◆ DATASET ENTRIES
━━━━

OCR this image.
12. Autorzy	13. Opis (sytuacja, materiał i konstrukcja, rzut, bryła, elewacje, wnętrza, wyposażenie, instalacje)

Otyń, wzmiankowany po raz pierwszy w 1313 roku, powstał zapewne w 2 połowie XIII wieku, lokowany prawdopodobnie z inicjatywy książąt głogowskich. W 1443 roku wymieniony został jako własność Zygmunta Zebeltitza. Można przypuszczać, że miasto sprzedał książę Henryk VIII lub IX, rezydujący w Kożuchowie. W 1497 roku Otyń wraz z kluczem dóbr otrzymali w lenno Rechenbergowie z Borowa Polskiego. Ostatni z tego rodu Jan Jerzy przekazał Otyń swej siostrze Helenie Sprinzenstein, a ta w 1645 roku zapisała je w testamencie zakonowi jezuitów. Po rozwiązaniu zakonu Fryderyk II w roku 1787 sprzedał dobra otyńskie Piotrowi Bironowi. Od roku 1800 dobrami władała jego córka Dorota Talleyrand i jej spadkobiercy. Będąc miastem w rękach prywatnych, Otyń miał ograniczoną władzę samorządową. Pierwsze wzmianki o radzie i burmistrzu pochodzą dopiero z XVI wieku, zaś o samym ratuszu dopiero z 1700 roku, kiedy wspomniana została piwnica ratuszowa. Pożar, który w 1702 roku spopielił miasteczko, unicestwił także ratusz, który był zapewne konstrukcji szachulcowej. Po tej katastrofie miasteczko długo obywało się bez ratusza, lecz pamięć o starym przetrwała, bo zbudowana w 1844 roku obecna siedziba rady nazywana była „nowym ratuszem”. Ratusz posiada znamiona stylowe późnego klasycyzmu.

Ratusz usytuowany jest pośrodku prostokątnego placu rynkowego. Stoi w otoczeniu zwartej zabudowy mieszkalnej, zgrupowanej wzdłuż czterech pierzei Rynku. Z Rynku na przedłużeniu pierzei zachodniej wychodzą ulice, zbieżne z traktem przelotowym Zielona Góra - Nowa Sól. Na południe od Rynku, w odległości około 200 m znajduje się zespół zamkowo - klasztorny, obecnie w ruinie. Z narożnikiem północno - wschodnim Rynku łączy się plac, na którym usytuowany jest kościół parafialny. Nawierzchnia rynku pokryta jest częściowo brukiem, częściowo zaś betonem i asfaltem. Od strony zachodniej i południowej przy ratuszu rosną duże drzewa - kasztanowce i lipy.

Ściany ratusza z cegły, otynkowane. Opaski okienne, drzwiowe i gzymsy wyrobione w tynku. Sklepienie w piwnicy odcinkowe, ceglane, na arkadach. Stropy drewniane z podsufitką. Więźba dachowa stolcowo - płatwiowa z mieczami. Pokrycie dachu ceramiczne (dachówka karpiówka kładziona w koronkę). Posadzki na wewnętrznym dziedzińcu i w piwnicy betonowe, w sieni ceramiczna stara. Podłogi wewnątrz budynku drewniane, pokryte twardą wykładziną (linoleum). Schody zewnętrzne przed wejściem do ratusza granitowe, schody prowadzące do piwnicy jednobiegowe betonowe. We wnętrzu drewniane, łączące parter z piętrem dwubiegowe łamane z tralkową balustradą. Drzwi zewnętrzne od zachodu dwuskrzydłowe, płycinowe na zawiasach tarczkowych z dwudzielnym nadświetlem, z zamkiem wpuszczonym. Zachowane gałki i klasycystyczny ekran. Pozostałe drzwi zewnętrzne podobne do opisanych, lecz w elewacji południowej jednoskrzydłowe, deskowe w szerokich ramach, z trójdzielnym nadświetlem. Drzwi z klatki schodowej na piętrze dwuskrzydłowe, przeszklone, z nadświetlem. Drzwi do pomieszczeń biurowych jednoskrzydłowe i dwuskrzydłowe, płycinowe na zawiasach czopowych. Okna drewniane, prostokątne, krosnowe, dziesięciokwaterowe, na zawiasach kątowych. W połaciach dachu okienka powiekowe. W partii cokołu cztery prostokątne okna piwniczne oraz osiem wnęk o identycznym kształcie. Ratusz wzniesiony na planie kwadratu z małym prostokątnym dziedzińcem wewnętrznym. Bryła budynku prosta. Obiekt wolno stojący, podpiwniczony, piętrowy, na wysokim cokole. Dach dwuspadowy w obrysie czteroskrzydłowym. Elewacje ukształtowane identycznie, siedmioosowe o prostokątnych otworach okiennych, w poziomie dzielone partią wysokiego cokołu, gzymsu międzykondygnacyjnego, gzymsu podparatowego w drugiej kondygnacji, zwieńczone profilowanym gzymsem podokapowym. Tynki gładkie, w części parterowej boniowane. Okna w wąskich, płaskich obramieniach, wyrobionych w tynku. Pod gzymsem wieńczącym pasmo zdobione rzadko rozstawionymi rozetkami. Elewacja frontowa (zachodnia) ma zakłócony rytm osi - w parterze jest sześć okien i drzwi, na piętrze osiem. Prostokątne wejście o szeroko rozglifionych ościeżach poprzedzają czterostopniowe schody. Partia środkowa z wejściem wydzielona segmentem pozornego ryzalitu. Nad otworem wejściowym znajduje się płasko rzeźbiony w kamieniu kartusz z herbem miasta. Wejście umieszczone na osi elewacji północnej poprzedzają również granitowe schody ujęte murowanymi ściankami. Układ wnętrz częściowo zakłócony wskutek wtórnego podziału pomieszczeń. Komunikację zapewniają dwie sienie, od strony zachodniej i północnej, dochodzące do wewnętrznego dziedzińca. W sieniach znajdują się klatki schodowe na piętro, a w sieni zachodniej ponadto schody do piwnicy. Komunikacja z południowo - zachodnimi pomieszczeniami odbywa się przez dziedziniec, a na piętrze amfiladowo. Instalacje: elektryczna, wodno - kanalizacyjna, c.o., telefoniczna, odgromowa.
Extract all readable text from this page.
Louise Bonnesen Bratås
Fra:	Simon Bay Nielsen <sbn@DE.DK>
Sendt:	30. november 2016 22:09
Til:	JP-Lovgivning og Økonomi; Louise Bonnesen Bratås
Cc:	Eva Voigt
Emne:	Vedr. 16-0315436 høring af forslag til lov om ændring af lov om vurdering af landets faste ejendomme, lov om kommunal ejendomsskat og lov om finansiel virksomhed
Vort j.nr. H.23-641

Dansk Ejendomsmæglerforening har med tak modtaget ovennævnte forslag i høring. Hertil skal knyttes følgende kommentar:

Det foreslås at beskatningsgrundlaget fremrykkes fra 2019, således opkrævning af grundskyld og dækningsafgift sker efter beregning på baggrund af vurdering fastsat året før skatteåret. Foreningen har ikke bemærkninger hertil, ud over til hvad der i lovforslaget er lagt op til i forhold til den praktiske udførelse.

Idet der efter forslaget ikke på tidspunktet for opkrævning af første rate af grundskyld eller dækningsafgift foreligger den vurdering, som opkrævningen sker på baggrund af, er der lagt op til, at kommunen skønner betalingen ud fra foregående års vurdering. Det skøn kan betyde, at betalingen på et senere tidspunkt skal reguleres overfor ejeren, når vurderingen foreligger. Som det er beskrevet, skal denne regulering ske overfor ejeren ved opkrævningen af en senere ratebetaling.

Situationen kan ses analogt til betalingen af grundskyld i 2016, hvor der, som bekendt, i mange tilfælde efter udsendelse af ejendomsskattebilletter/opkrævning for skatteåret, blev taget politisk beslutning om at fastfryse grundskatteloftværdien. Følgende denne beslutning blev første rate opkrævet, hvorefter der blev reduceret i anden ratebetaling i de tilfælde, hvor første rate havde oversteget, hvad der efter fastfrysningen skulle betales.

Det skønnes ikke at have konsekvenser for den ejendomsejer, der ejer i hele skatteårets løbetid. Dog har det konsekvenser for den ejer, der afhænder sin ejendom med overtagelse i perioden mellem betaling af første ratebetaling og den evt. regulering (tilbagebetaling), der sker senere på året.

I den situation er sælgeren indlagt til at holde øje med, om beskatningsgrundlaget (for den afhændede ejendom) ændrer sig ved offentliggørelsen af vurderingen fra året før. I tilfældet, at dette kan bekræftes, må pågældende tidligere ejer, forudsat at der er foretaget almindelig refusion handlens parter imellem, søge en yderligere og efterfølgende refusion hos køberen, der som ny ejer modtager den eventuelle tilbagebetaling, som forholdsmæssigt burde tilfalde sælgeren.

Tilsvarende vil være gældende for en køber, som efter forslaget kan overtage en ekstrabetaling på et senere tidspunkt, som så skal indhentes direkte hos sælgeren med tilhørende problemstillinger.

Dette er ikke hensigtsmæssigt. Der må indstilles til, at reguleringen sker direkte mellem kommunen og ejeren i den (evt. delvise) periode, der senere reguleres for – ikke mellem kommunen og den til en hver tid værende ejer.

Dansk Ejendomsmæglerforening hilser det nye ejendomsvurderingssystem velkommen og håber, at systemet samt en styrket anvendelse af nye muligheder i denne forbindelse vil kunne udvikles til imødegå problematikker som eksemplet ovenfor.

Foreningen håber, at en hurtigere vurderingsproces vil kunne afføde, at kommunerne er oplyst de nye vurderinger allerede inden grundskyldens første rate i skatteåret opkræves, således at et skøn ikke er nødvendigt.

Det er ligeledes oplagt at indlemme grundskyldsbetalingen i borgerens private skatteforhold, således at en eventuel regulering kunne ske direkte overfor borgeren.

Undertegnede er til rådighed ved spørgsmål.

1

━━━━

◆ WORK INSTRUCTIONS
Using the records above, say how many lines include the string "Foreningen". Only the number is wanted.

◆ EXPECTED ANSWER
2